> [Prompt a]:
Reproduce the entries verbatim from their first line through the line containing "issue-number: 第177期 xyxy=(452,138,574,174)", including that line.

> [Selected extract]:
WrapUserAndWindowWithCount implements ProcessWindowFunction<> and it takes the final count produced for each user session and wraps it in an object that includes the requesting user and details about the user session window. This class outputs the final objects returned by the DataStream.
CC: App.java
Once generated, we output the results to Kafka.
The steps required to write our final results stream to Kafka will look something like so:
Properties kafkaProps = readKafkaProperties(PARAM_KAFKA_PREFIX);
String bootstrapServers = kafkaProps.getProperty("bootstrap.servers");
String topic =kafkaProps.getProperty("topic");
KafkaSink<String> sink = KafkaSink.<String>builder()
.setBootstrapServers(bootstrapServers)
.setRecordSerializer(
KafkaRecordSerializationSchema.builder()
.setTopic(topic)

> [Prompt b]:
Continue the walkthrough on writing Flink session results to Kafka, starting after its last line.

> [Record list]:
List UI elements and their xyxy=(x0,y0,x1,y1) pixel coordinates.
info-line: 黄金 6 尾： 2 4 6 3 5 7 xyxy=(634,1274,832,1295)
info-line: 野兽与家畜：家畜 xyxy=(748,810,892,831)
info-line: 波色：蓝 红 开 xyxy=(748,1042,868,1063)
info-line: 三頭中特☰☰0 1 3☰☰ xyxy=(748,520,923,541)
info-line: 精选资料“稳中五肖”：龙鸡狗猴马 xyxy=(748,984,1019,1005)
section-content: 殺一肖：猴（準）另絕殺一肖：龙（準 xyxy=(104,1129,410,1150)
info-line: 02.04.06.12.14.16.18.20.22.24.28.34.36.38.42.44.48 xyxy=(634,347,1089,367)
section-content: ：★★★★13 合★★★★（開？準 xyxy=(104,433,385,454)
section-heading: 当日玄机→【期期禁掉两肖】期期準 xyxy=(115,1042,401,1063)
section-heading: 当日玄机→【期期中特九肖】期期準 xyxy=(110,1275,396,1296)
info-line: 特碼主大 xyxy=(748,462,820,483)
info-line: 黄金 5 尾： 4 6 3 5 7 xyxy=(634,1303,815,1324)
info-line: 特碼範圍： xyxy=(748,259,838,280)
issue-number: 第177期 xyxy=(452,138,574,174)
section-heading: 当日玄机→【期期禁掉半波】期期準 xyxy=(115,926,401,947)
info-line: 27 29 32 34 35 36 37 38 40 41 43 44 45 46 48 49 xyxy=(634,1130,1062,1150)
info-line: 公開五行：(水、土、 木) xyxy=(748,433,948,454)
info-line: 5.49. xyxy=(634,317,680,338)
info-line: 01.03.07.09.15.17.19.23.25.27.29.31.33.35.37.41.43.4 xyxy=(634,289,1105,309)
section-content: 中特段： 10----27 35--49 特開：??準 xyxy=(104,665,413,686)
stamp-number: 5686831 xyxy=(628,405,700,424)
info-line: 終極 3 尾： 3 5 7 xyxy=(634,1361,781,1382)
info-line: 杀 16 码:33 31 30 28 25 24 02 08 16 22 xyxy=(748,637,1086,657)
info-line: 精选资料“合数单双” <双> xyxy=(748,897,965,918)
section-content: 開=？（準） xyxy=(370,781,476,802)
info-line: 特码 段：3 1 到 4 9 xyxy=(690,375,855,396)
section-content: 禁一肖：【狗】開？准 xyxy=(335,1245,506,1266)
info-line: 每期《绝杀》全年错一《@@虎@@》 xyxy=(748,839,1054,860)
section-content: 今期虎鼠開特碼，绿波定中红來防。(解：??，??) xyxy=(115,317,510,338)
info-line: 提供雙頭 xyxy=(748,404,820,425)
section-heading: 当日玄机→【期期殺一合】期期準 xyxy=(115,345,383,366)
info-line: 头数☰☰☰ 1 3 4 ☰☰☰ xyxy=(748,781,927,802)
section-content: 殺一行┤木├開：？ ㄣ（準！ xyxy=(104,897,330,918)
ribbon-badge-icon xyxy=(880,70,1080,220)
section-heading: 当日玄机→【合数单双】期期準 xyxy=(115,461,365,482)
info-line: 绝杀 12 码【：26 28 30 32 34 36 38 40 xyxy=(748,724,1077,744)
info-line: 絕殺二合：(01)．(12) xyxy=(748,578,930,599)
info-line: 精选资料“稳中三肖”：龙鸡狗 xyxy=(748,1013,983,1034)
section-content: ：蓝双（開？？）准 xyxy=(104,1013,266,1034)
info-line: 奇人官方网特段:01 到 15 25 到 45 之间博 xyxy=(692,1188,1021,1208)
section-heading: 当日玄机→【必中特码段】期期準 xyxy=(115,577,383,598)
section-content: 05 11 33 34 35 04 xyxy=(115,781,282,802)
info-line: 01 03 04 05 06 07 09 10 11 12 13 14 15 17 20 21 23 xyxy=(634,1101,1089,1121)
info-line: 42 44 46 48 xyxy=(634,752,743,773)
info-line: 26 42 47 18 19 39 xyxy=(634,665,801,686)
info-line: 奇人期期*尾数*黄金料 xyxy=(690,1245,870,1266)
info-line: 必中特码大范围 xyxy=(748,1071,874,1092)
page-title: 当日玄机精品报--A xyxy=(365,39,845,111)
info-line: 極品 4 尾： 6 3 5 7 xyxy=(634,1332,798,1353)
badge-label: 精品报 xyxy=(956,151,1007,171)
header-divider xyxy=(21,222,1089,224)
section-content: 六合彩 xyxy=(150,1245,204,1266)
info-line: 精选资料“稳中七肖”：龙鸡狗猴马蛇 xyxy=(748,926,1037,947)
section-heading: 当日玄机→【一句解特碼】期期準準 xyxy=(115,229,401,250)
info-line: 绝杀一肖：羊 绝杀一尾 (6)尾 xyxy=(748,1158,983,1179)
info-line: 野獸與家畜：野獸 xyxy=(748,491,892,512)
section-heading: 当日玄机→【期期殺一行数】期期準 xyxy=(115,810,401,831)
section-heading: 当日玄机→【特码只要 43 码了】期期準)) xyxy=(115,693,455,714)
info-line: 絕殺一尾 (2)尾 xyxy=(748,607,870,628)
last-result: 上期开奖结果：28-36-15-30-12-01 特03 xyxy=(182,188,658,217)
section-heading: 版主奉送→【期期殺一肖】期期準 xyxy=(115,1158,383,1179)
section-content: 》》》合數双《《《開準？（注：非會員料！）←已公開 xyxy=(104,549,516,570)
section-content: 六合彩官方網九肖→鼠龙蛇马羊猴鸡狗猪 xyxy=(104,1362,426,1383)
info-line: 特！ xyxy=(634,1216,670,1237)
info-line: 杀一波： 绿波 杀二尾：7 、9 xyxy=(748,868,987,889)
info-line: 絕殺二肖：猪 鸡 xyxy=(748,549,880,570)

> [Task answer a]:
List UI elements and their xyxy=(x0,y0,x1,y1) pixel coordinates.
info-line: 黄金 6 尾： 2 4 6 3 5 7 xyxy=(634,1274,832,1295)
info-line: 野兽与家畜：家畜 xyxy=(748,810,892,831)
info-line: 波色：蓝 红 开 xyxy=(748,1042,868,1063)
info-line: 三頭中特☰☰0 1 3☰☰ xyxy=(748,520,923,541)
info-line: 精选资料“稳中五肖”：龙鸡狗猴马 xyxy=(748,984,1019,1005)
section-content: 殺一肖：猴（準）另絕殺一肖：龙（準 xyxy=(104,1129,410,1150)
info-line: 02.04.06.12.14.16.18.20.22.24.28.34.36.38.42.44.48 xyxy=(634,347,1089,367)
section-content: ：★★★★13 合★★★★（開？準 xyxy=(104,433,385,454)
section-heading: 当日玄机→【期期禁掉两肖】期期準 xyxy=(115,1042,401,1063)
section-heading: 当日玄机→【期期中特九肖】期期準 xyxy=(110,1275,396,1296)
info-line: 特碼主大 xyxy=(748,462,820,483)
info-line: 黄金 5 尾： 4 6 3 5 7 xyxy=(634,1303,815,1324)
info-line: 特碼範圍： xyxy=(748,259,838,280)
issue-number: 第177期 xyxy=(452,138,574,174)

> [Task answer b]:
.setValueSerializationSchema(new SimpleStringSchema())
.build()
)
.setDeliverGuarantee(DeliveryGuarantee.AT_LEAST_ONCE)
.setKafkaProducerConfig(kafkaProps)
.build();
userSessionDeniedAuditCounts
.map((res) -> String.format("user='%s' denies=%d start=%d end=%d",
res.reqUser,
res.count,
res.window.getStart(),
res.window.getEnd()))
.sinkTo(sink);
Note: This example uses the new KafkaSink class, included in the latest version of the Cloudera Runtime.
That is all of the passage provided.